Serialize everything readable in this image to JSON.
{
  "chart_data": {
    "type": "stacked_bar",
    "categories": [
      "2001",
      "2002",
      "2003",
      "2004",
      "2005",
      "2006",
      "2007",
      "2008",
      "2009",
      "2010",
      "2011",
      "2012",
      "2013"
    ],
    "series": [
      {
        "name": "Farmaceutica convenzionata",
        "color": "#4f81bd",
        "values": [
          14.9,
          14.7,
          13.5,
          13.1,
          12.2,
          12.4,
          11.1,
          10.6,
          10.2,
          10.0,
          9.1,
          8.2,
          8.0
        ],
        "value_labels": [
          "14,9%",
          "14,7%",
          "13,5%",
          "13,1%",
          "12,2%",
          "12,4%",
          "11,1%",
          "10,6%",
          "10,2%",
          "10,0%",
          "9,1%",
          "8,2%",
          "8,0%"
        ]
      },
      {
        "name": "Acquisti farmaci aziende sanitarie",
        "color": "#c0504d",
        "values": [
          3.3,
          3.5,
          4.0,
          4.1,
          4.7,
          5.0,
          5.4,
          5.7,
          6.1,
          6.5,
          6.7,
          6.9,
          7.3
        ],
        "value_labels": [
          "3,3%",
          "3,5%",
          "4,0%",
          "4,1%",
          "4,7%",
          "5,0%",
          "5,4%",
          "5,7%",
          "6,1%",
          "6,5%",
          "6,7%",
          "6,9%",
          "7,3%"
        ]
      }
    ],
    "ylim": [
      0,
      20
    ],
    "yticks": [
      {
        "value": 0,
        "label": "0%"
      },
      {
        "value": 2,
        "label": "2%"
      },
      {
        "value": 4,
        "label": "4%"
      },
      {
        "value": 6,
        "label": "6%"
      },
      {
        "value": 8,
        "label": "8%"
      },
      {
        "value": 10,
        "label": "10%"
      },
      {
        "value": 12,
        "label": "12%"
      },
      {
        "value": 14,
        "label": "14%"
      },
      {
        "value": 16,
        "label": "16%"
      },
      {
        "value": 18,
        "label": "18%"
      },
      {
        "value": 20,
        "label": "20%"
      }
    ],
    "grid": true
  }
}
━━━━━━━━━━━━━━━━━━━━━━━━━━━━━━
*Task requirements:* Return the listing above word for word.

*Expected answer:*
Serialize everything readable in this image to JSON.
{
  "chart_data": {
    "type": "stacked_bar",
    "categories": [
      "2001",
      "2002",
      "2003",
      "2004",
      "2005",
      "2006",
      "2007",
      "2008",
      "2009",
      "2010",
      "2011",
      "2012",
      "2013"
    ],
    "series": [
      {
        "name": "Farmaceutica convenzionata",
        "color": "#4f81bd",
        "values": [
          14.9,
          14.7,
          13.5,
          13.1,
          12.2,
          12.4,
          11.1,
          10.6,
          10.2,
          10.0,
          9.1,
          8.2,
          8.0
        ],
        "value_labels": [
          "14,9%",
          "14,7%",
          "13,5%",
          "13,1%",
          "12,2%",
          "12,4%",
          "11,1%",
          "10,6%",
          "10,2%",
          "10,0%",
          "9,1%",
          "8,2%",
          "8,0%"
        ]
      },
      {
        "name": "Acquisti farmaci aziende sanitarie",
        "color": "#c0504d",
        "values": [
          3.3,
          3.5,
          4.0,
          4.1,
          4.7,
          5.0,
          5.4,
          5.7,
          6.1,
          6.5,
          6.7,
          6.9,
          7.3
        ],
        "value_labels": [
          "3,3%",
          "3,5%",
          "4,0%",
          "4,1%",
          "4,7%",
          "5,0%",
          "5,4%",
          "5,7%",
          "6,1%",
          "6,5%",
          "6,7%",
          "6,9%",
          "7,3%"
        ]
      }
    ],
    "ylim": [
      0,
      20
    ],
    "yticks": [
      {
        "value": 0,
        "label": "0%"
      },
      {
        "value": 2,
        "label": "2%"
      },
      {
        "value": 4,
        "label": "4%"
      },
      {
        "value": 6,
        "label": "6%"
      },
      {
        "value": 8,
        "label": "8%"
      },
      {
        "value": 10,
        "label": "10%"
      },
      {
        "value": 12,
        "label": "12%"
      },
      {
        "value": 14,
        "label": "14%"
      },
      {
        "value": 16,
        "label": "16%"
      },
      {
        "value": 18,
        "label": "18%"
      },
      {
        "value": 20,
        "label": "20%"
      }
    ],
    "grid": true
  }
}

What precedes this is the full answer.